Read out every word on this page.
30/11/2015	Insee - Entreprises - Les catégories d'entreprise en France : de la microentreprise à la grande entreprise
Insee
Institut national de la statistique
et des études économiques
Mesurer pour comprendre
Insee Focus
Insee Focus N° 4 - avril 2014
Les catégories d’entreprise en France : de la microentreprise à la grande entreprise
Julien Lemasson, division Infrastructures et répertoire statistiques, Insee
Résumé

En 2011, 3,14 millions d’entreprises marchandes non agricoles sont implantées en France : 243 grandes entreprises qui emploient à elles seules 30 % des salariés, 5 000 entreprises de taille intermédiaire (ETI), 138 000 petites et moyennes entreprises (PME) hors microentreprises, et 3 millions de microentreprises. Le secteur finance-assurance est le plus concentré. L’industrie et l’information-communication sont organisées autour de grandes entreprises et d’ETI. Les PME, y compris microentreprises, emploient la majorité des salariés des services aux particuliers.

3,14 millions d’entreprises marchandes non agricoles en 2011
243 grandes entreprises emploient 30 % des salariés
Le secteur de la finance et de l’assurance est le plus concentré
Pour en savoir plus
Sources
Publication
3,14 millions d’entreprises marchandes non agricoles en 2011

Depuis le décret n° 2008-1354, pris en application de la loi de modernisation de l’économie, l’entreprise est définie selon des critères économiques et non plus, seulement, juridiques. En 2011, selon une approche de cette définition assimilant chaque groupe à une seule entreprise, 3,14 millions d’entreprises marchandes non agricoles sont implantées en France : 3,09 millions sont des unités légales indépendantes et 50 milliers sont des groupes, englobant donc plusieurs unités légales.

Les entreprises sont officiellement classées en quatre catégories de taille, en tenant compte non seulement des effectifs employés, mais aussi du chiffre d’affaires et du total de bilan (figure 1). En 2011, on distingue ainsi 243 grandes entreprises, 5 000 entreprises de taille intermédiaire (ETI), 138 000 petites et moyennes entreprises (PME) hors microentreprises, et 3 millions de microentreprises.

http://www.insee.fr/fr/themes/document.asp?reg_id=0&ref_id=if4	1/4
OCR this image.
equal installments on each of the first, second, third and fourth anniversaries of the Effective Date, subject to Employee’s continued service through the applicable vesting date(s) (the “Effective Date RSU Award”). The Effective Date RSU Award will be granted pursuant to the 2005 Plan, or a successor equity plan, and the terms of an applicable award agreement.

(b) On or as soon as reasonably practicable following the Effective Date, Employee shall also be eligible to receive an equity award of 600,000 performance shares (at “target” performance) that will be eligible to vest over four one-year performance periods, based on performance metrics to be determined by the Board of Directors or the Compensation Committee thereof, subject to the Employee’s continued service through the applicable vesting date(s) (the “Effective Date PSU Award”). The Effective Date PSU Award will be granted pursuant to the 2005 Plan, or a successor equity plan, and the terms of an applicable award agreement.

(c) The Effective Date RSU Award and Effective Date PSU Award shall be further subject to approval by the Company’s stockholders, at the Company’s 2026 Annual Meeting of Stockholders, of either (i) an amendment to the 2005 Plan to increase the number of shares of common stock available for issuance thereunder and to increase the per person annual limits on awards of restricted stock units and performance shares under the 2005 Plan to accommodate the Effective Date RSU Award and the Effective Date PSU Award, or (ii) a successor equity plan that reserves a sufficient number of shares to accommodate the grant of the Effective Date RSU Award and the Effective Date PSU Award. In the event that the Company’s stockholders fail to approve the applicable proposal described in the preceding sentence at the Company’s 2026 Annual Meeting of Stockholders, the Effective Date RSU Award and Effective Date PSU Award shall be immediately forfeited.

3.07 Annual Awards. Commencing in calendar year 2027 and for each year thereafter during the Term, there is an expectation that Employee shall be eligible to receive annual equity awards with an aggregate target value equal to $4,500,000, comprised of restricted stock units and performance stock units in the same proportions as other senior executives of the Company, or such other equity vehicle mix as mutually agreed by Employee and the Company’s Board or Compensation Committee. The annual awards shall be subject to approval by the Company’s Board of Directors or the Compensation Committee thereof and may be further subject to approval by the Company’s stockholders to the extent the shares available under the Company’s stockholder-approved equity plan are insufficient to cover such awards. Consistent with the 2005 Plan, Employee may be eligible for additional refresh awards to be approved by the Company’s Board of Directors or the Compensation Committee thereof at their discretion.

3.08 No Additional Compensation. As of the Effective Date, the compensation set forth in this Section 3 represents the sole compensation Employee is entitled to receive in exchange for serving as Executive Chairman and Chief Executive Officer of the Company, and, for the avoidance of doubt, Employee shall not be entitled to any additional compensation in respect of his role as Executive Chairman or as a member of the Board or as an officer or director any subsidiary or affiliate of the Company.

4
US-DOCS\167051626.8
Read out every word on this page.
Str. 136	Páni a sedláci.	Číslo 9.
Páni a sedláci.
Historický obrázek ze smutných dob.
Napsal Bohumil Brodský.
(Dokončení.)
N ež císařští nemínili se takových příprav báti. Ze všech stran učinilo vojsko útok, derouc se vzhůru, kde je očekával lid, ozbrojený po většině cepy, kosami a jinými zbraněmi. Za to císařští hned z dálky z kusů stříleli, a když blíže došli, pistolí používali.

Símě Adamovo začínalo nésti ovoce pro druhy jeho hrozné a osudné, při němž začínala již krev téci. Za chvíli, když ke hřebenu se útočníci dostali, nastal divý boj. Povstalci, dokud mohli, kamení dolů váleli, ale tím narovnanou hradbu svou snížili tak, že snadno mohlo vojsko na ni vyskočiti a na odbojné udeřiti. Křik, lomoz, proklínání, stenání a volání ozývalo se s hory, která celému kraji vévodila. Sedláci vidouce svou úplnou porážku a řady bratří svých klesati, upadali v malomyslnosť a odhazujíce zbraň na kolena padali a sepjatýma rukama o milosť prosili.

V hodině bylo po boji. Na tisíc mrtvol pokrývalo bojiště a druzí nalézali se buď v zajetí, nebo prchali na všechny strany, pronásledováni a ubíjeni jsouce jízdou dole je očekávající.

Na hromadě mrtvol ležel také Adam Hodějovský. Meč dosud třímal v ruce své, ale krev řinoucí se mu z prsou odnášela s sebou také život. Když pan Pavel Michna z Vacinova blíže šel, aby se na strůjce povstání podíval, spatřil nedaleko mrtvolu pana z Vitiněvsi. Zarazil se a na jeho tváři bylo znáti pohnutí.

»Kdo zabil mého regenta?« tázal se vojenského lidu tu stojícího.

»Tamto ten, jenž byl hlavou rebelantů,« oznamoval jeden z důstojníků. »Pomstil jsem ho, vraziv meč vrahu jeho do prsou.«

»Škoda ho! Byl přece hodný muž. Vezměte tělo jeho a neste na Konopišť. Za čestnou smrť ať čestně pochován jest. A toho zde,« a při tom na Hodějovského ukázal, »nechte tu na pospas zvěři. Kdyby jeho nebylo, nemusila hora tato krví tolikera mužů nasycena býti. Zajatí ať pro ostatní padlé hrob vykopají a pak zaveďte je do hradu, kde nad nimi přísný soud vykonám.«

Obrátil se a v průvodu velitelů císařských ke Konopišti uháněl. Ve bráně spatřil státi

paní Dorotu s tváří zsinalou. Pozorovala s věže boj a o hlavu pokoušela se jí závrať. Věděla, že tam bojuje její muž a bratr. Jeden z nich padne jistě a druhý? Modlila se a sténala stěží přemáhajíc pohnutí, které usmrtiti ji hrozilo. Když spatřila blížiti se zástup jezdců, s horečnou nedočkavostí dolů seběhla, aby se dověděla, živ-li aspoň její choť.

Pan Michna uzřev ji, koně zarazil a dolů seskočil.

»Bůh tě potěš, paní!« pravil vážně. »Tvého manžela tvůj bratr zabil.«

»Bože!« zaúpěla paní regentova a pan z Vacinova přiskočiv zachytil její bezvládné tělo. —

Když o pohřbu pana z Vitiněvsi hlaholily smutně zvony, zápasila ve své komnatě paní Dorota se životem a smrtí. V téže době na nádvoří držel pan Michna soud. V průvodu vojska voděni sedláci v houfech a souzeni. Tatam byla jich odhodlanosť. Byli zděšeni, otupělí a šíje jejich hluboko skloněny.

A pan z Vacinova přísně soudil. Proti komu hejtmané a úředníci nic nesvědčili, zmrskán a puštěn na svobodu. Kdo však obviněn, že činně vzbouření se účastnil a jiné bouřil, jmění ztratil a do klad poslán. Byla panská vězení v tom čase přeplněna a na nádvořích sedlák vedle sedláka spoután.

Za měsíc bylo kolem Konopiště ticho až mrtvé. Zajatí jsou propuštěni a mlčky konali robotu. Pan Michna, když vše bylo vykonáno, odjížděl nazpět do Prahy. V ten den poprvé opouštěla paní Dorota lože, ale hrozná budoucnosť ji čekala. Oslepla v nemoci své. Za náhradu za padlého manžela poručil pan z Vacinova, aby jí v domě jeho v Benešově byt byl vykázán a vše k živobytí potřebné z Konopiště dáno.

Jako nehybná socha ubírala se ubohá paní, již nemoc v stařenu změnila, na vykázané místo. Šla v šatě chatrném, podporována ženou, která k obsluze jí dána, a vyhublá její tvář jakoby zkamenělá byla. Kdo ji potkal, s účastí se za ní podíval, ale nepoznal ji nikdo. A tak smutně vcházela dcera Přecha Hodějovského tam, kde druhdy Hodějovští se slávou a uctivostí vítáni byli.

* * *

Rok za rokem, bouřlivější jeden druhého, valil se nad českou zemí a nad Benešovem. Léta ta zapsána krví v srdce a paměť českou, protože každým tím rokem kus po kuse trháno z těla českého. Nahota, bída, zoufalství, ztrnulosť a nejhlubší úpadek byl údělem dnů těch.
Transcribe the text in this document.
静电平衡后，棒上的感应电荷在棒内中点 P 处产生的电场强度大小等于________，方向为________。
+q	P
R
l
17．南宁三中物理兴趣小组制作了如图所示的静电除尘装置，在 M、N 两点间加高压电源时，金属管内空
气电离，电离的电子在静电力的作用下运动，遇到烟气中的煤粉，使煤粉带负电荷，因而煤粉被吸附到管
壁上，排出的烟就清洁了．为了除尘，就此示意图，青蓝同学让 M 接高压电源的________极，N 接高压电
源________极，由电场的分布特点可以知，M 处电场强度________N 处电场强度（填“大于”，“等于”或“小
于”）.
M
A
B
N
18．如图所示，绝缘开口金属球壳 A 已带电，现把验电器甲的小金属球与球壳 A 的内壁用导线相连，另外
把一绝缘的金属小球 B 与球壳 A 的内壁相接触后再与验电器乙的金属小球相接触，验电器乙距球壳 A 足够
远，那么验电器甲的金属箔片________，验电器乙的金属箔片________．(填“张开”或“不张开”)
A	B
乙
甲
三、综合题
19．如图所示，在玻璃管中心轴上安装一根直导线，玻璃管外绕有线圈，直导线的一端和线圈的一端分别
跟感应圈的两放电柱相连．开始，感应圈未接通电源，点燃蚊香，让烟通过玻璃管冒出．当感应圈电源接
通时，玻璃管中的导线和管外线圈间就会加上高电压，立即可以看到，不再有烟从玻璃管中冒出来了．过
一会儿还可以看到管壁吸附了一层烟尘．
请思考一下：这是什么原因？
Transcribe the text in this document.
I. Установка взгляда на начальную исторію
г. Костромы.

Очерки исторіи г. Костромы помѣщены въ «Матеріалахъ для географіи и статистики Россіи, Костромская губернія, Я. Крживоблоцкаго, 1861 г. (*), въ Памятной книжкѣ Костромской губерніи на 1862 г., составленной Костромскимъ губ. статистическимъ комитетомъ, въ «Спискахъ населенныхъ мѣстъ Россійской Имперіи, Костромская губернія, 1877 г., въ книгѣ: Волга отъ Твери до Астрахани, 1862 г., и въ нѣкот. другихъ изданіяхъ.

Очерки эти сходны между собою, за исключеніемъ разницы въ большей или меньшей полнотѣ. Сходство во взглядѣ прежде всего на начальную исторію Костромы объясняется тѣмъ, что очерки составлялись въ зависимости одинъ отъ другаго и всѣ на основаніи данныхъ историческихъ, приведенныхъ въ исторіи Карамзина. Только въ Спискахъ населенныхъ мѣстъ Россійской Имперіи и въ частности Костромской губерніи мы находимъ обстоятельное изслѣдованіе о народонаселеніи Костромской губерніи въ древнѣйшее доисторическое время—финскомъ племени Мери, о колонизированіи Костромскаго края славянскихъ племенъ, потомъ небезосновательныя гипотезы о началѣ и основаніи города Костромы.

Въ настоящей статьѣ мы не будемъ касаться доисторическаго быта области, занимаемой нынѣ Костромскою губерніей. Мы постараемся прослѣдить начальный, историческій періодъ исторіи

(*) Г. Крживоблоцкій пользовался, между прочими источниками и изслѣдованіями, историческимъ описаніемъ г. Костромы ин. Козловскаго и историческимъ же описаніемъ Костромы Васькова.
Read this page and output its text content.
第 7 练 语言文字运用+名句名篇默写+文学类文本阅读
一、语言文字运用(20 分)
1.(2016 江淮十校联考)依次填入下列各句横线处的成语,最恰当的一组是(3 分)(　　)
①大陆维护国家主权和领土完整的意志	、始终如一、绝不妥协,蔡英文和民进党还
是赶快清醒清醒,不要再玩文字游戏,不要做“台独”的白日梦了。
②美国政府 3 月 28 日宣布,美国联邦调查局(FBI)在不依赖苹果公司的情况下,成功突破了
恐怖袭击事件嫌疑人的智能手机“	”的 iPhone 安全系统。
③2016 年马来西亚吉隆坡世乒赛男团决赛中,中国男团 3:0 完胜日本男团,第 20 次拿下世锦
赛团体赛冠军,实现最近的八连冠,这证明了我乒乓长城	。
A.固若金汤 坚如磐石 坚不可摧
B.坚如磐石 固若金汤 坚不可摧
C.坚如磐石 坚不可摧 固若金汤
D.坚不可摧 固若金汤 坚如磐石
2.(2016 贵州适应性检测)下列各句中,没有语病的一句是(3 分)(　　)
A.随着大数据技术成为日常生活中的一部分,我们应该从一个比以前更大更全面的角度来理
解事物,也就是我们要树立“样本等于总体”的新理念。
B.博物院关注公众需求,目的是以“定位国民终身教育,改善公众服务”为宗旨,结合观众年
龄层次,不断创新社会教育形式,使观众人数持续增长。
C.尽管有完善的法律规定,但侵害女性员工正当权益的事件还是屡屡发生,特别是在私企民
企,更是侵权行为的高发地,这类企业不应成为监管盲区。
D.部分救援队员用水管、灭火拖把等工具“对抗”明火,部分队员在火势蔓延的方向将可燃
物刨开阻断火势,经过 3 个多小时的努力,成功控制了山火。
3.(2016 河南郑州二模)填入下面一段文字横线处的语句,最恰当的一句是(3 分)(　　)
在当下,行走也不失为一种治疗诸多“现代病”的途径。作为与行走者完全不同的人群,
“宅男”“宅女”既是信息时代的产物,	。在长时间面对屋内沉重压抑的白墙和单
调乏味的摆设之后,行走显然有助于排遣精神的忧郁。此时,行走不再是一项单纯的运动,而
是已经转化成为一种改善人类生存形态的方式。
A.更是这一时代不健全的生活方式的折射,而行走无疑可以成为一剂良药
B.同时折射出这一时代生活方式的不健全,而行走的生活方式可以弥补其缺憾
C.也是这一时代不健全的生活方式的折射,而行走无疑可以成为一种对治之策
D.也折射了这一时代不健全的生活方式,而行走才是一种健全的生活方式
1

**WHAT THE TASK REQUIRES:** Identify and list each line with the word "terms".

**OUTPUT OF THE EXERCISE:**
equal installments on each of the first, second, third and fourth anniversaries of the Effective Date, subject to Employee’s continued service through the applicable vesting date(s) (the “Effective Date RSU Award”). The Effective Date RSU Award will be granted pursuant to the 2005 Plan, or a successor equity plan, and the terms of an applicable award agreement.
(b) On or as soon as reasonably practicable following the Effective Date, Employee shall also be eligible to receive an equity award of 600,000 performance shares (at “target” performance) that will be eligible to vest over four one-year performance periods, based on performance metrics to be determined by the Board of Directors or the Compensation Committee thereof, subject to the Employee’s continued service through the applicable vesting date(s) (the “Effective Date PSU Award”). The Effective Date PSU Award will be granted pursuant to the 2005 Plan, or a successor equity plan, and the terms of an applicable award agreement.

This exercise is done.